'''
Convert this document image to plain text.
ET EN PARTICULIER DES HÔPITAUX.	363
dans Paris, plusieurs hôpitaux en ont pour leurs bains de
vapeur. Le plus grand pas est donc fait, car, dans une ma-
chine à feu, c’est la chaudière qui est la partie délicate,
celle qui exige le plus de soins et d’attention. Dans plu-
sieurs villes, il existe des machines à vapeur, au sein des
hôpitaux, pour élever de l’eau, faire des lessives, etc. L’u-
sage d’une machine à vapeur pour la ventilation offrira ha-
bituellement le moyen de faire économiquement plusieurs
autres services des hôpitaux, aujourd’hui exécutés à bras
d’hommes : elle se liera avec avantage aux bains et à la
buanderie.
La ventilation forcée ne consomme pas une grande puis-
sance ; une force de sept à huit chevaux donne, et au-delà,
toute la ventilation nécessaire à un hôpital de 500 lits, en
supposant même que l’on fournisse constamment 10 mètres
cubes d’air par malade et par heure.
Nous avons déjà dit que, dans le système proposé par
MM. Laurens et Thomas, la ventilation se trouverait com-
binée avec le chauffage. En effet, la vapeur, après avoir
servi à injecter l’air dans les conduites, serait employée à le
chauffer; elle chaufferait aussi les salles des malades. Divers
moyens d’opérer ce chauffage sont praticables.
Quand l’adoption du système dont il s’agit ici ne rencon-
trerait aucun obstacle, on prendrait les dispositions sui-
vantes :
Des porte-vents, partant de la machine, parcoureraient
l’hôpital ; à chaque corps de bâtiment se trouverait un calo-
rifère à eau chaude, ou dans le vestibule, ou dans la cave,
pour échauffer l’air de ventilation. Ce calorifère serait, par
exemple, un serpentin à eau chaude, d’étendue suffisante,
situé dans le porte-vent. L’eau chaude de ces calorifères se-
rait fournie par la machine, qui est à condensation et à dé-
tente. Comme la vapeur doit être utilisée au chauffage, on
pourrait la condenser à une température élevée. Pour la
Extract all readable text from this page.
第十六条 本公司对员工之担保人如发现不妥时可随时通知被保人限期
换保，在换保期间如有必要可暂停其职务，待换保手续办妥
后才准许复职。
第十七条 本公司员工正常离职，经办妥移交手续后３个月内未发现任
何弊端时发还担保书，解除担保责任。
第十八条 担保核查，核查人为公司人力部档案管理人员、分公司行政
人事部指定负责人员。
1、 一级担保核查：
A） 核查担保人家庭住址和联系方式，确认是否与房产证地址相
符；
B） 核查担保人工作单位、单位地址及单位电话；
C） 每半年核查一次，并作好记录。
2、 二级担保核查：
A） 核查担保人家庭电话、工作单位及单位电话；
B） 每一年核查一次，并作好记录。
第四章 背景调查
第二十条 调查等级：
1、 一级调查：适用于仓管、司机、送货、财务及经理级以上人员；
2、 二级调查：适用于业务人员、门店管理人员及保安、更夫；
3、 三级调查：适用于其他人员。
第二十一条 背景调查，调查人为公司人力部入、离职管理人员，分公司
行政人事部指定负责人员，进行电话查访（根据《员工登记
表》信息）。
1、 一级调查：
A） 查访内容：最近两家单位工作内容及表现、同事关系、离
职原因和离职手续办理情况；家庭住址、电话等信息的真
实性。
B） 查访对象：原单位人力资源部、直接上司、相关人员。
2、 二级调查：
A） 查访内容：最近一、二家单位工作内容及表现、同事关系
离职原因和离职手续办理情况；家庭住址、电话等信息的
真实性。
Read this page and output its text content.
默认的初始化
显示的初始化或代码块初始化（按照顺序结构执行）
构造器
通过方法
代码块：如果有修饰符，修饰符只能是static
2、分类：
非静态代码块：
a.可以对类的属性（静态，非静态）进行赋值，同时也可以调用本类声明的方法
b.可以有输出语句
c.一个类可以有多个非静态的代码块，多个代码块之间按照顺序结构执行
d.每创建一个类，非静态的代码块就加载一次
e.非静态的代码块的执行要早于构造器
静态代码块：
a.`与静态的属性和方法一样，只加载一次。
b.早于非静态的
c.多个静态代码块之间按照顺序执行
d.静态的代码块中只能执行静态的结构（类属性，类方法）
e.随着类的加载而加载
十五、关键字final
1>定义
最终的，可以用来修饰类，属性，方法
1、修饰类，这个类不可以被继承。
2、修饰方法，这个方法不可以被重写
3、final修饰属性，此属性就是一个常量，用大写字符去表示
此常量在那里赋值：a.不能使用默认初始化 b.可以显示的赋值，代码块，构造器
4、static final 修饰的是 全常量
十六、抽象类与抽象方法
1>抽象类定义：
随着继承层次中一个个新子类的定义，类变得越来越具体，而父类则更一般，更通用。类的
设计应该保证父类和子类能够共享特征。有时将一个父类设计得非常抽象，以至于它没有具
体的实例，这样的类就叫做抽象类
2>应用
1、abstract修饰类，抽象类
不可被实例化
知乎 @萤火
'''
**What to do**: Without leaving anything out, quote all the data.

**Answer to the exercise**:
Convert this document image to plain text.
ET EN PARTICULIER DES HÔPITAUX.	363
dans Paris, plusieurs hôpitaux en ont pour leurs bains de
vapeur. Le plus grand pas est donc fait, car, dans une ma-
chine à feu, c’est la chaudière qui est la partie délicate,
celle qui exige le plus de soins et d’attention. Dans plu-
sieurs villes, il existe des machines à vapeur, au sein des
hôpitaux, pour élever de l’eau, faire des lessives, etc. L’u-
sage d’une machine à vapeur pour la ventilation offrira ha-
bituellement le moyen de faire économiquement plusieurs
autres services des hôpitaux, aujourd’hui exécutés à bras
d’hommes : elle se liera avec avantage aux bains et à la
buanderie.
La ventilation forcée ne consomme pas une grande puis-
sance ; une force de sept à huit chevaux donne, et au-delà,
toute la ventilation nécessaire à un hôpital de 500 lits, en
supposant même que l’on fournisse constamment 10 mètres
cubes d’air par malade et par heure.
Nous avons déjà dit que, dans le système proposé par
MM. Laurens et Thomas, la ventilation se trouverait com-
binée avec le chauffage. En effet, la vapeur, après avoir
servi à injecter l’air dans les conduites, serait employée à le
chauffer; elle chaufferait aussi les salles des malades. Divers
moyens d’opérer ce chauffage sont praticables.
Quand l’adoption du système dont il s’agit ici ne rencon-
trerait aucun obstacle, on prendrait les dispositions sui-
vantes :
Des porte-vents, partant de la machine, parcoureraient
l’hôpital ; à chaque corps de bâtiment se trouverait un calo-
rifère à eau chaude, ou dans le vestibule, ou dans la cave,
pour échauffer l’air de ventilation. Ce calorifère serait, par
exemple, un serpentin à eau chaude, d’étendue suffisante,
situé dans le porte-vent. L’eau chaude de ces calorifères se-
rait fournie par la machine, qui est à condensation et à dé-
tente. Comme la vapeur doit être utilisée au chauffage, on
pourrait la condenser à une température élevée. Pour la
Extract all readable text from this page.
第十六条 本公司对员工之担保人如发现不妥时可随时通知被保人限期
换保，在换保期间如有必要可暂停其职务，待换保手续办妥
后才准许复职。
第十七条 本公司员工正常离职，经办妥移交手续后３个月内未发现任
何弊端时发还担保书，解除担保责任。
第十八条 担保核查，核查人为公司人力部档案管理人员、分公司行政
人事部指定负责人员。
1、 一级担保核查：
A） 核查担保人家庭住址和联系方式，确认是否与房产证地址相
符；
B） 核查担保人工作单位、单位地址及单位电话；
C） 每半年核查一次，并作好记录。
2、 二级担保核查：
A） 核查担保人家庭电话、工作单位及单位电话；
B） 每一年核查一次，并作好记录。
第四章 背景调查
第二十条 调查等级：
1、 一级调查：适用于仓管、司机、送货、财务及经理级以上人员；
2、 二级调查：适用于业务人员、门店管理人员及保安、更夫；
3、 三级调查：适用于其他人员。
第二十一条 背景调查，调查人为公司人力部入、离职管理人员，分公司
行政人事部指定负责人员，进行电话查访（根据《员工登记
表》信息）。
1、 一级调查：
A） 查访内容：最近两家单位工作内容及表现、同事关系、离
职原因和离职手续办理情况；家庭住址、电话等信息的真
实性。
B） 查访对象：原单位人力资源部、直接上司、相关人员。
2、 二级调查：
A） 查访内容：最近一、二家单位工作内容及表现、同事关系
离职原因和离职手续办理情况；家庭住址、电话等信息的
真实性。
Read this page and output its text content.
默认的初始化
显示的初始化或代码块初始化（按照顺序结构执行）
构造器
通过方法
代码块：如果有修饰符，修饰符只能是static
2、分类：
非静态代码块：
a.可以对类的属性（静态，非静态）进行赋值，同时也可以调用本类声明的方法
b.可以有输出语句
c.一个类可以有多个非静态的代码块，多个代码块之间按照顺序结构执行
d.每创建一个类，非静态的代码块就加载一次
e.非静态的代码块的执行要早于构造器
静态代码块：
a.`与静态的属性和方法一样，只加载一次。
b.早于非静态的
c.多个静态代码块之间按照顺序执行
d.静态的代码块中只能执行静态的结构（类属性，类方法）
e.随着类的加载而加载
十五、关键字final
1>定义
最终的，可以用来修饰类，属性，方法
1、修饰类，这个类不可以被继承。
2、修饰方法，这个方法不可以被重写
3、final修饰属性，此属性就是一个常量，用大写字符去表示
此常量在那里赋值：a.不能使用默认初始化 b.可以显示的赋值，代码块，构造器
4、static final 修饰的是 全常量
十六、抽象类与抽象方法
1>抽象类定义：
随着继承层次中一个个新子类的定义，类变得越来越具体，而父类则更一般，更通用。类的
设计应该保证父类和子类能够共享特征。有时将一个父类设计得非常抽象，以至于它没有具
体的实例，这样的类就叫做抽象类
2>应用
1、abstract修饰类，抽象类
不可被实例化
知乎 @萤火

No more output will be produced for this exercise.